AIM:
The entries below contain pictures. Retype everything except those pictures, exactly as given.

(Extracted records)

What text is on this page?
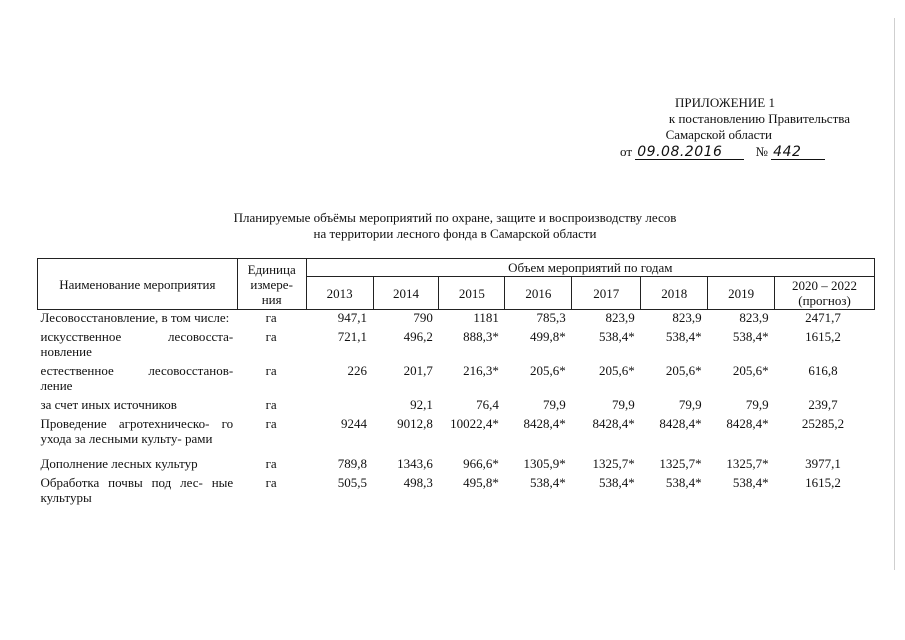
ПРИЛОЖЕНИЕ 1
к постановлению Правительства
Самарской области
от 09.08.2016	№ 442
Планируемые объёмы мероприятий по охране, защите и воспроизводству лесов
на территории лесного фонда в Самарской области
Наименование мероприятия	Единица измере- ния	Объем мероприятий по годам							
		2013	2014	2015	2016	2017	2018	2019	2020 – 2022 (прогноз)
Лесовосстановление, в том числе:	га	947,1	790	1181	785,3	823,9	823,9	823,9	2471,7

искусственное лесовосста- новление	га	721,1	496,2	888,3*	499,8*	538,4*	538,4*	538,4*	1615,2

естественное лесовосстанов- ление	га	226	201,7	216,3*	205,6*	205,6*	205,6*	205,6*	616,8

за счет иных источников	га		92,1	76,4	79,9	79,9	79,9	79,9	239,7

Проведение агротехническо- го ухода за лесными культу- рами	га	9244	9012,8	10022,4*	8428,4*	8428,4*	8428,4*	8428,4*	25285,2

Дополнение лесных культур	га	789,8	1343,6	966,6*	1305,9*	1325,7*	1325,7*	1325,7*	3977,1

Обработка почвы под лес- ные культуры	га	505,5	498,3	495,8*	538,4*	538,4*	538,4*	538,4*	1615,2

ANSWER TO THIS EXERCISE:
What text is on this page?
ПРИЛОЖЕНИЕ 1
к постановлению Правительства
Самарской области
от 09.08.2016	№ 442
Планируемые объёмы мероприятий по охране, защите и воспроизводству лесов
на территории лесного фонда в Самарской области
Наименование мероприятия	Единица измере- ния	Объем мероприятий по годам							
		2013	2014	2015	2016	2017	2018	2019	2020 – 2022 (прогноз)
Лесовосстановление, в том числе:	га	947,1	790	1181	785,3	823,9	823,9	823,9	2471,7

искусственное лесовосста- новление	га	721,1	496,2	888,3*	499,8*	538,4*	538,4*	538,4*	1615,2

естественное лесовосстанов- ление	га	226	201,7	216,3*	205,6*	205,6*	205,6*	205,6*	616,8

за счет иных источников	га		92,1	76,4	79,9	79,9	79,9	79,9	239,7

Проведение агротехническо- го ухода за лесными культу- рами	га	9244	9012,8	10022,4*	8428,4*	8428,4*	8428,4*	8428,4*	25285,2

Дополнение лесных культур	га	789,8	1343,6	966,6*	1305,9*	1325,7*	1325,7*	1325,7*	3977,1

Обработка почвы под лес- ные культуры	га	505,5	498,3	495,8*	538,4*	538,4*	538,4*	538,4*	1615,2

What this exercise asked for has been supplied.